Identify all lines of the data containing the string "Распределить" and copy them.

_ _ _

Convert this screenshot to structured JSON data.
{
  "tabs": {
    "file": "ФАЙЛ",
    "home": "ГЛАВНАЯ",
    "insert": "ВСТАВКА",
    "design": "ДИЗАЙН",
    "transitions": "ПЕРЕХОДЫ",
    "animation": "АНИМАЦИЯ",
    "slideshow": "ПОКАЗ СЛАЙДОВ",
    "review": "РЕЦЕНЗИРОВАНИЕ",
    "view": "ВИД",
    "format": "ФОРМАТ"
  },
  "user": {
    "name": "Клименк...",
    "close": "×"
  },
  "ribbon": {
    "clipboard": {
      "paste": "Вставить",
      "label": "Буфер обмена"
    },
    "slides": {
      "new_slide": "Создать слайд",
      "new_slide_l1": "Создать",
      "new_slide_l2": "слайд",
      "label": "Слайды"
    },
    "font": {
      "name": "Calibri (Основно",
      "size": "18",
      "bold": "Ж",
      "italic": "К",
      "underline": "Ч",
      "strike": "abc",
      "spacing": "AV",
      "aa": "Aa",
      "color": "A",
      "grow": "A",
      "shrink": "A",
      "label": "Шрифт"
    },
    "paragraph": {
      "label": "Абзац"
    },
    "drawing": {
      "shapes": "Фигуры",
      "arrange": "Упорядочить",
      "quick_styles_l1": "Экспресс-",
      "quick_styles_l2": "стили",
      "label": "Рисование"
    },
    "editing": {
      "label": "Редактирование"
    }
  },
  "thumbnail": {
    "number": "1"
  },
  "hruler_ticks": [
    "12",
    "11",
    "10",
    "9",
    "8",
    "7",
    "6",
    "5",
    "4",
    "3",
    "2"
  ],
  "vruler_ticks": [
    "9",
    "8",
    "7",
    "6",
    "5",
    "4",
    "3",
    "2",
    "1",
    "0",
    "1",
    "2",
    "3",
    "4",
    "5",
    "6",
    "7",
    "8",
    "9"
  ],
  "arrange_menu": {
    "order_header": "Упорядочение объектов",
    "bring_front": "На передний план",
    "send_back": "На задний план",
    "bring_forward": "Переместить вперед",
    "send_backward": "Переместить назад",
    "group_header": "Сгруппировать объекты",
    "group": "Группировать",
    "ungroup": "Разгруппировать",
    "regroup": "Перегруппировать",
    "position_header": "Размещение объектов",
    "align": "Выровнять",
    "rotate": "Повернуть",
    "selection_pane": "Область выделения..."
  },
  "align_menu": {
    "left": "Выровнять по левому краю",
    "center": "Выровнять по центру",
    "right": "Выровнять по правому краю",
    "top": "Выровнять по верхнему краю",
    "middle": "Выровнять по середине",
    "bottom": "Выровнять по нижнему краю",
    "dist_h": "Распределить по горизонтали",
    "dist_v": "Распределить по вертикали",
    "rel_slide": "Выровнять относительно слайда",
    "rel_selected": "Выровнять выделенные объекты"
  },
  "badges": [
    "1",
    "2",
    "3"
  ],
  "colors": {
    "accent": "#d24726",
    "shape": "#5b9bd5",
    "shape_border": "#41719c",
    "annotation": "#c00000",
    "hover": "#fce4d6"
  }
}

_ _ _

# Solution for this exercise
    "dist_h": "Распределить по горизонтали",
    "dist_v": "Распределить по вертикали",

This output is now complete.